[Source material start]

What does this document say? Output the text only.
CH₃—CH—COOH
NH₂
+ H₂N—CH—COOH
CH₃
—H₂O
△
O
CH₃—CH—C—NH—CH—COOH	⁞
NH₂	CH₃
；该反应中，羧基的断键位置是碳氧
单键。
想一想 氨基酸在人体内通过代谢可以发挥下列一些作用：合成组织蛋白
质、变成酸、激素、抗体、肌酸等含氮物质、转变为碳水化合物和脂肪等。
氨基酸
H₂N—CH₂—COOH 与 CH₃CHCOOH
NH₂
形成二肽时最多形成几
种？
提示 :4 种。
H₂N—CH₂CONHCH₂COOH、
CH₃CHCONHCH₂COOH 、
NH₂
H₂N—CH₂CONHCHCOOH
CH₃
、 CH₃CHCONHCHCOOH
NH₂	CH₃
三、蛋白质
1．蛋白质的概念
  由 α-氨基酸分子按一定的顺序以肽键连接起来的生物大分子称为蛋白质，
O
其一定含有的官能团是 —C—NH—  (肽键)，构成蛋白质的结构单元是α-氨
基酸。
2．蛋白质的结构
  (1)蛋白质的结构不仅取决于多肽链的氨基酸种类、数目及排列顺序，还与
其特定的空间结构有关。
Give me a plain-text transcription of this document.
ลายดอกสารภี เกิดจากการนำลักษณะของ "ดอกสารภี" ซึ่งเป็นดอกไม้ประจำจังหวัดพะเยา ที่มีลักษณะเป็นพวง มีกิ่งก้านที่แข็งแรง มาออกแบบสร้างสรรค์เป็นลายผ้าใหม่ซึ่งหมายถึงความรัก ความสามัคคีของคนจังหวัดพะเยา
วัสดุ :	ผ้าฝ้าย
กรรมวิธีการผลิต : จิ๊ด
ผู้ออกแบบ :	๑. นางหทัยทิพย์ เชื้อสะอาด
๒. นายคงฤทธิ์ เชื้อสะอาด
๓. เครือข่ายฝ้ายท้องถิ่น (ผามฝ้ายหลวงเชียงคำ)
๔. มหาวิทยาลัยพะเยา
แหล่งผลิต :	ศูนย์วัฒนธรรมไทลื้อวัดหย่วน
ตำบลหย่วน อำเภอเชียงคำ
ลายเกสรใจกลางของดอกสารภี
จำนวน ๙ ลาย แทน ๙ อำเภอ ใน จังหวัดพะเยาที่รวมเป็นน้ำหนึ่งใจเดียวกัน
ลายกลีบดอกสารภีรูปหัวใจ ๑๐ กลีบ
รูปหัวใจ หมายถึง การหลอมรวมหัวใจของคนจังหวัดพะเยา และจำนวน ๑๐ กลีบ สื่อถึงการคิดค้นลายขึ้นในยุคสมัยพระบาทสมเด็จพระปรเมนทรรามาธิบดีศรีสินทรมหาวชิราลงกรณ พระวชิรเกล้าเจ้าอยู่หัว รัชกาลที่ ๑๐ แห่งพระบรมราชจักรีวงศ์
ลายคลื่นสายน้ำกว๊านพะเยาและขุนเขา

[Source material end]

__Exercise task__:
Repeat the data precisely, line by line.

__Answer for this exercise__:
What does this document say? Output the text only.
CH₃—CH—COOH
NH₂
+ H₂N—CH—COOH
CH₃
—H₂O
△
O
CH₃—CH—C—NH—CH—COOH	⁞
NH₂	CH₃
；该反应中，羧基的断键位置是碳氧
单键。
想一想 氨基酸在人体内通过代谢可以发挥下列一些作用：合成组织蛋白
质、变成酸、激素、抗体、肌酸等含氮物质、转变为碳水化合物和脂肪等。
氨基酸
H₂N—CH₂—COOH 与 CH₃CHCOOH
NH₂
形成二肽时最多形成几
种？
提示 :4 种。
H₂N—CH₂CONHCH₂COOH、
CH₃CHCONHCH₂COOH 、
NH₂
H₂N—CH₂CONHCHCOOH
CH₃
、 CH₃CHCONHCHCOOH
NH₂	CH₃
三、蛋白质
1．蛋白质的概念
  由 α-氨基酸分子按一定的顺序以肽键连接起来的生物大分子称为蛋白质，
O
其一定含有的官能团是 —C—NH—  (肽键)，构成蛋白质的结构单元是α-氨
基酸。
2．蛋白质的结构
  (1)蛋白质的结构不仅取决于多肽链的氨基酸种类、数目及排列顺序，还与
其特定的空间结构有关。
Give me a plain-text transcription of this document.
ลายดอกสารภี เกิดจากการนำลักษณะของ "ดอกสารภี" ซึ่งเป็นดอกไม้ประจำจังหวัดพะเยา ที่มีลักษณะเป็นพวง มีกิ่งก้านที่แข็งแรง มาออกแบบสร้างสรรค์เป็นลายผ้าใหม่ซึ่งหมายถึงความรัก ความสามัคคีของคนจังหวัดพะเยา
วัสดุ :	ผ้าฝ้าย
กรรมวิธีการผลิต : จิ๊ด
ผู้ออกแบบ :	๑. นางหทัยทิพย์ เชื้อสะอาด
๒. นายคงฤทธิ์ เชื้อสะอาด
๓. เครือข่ายฝ้ายท้องถิ่น (ผามฝ้ายหลวงเชียงคำ)
๔. มหาวิทยาลัยพะเยา
แหล่งผลิต :	ศูนย์วัฒนธรรมไทลื้อวัดหย่วน
ตำบลหย่วน อำเภอเชียงคำ
ลายเกสรใจกลางของดอกสารภี
จำนวน ๙ ลาย แทน ๙ อำเภอ ใน จังหวัดพะเยาที่รวมเป็นน้ำหนึ่งใจเดียวกัน
ลายกลีบดอกสารภีรูปหัวใจ ๑๐ กลีบ
รูปหัวใจ หมายถึง การหลอมรวมหัวใจของคนจังหวัดพะเยา และจำนวน ๑๐ กลีบ สื่อถึงการคิดค้นลายขึ้นในยุคสมัยพระบาทสมเด็จพระปรเมนทรรามาธิบดีศรีสินทรมหาวชิราลงกรณ พระวชิรเกล้าเจ้าอยู่หัว รัชกาลที่ ๑๐ แห่งพระบรมราชจักรีวงศ์
ลายคลื่นสายน้ำกว๊านพะเยาและขุนเขา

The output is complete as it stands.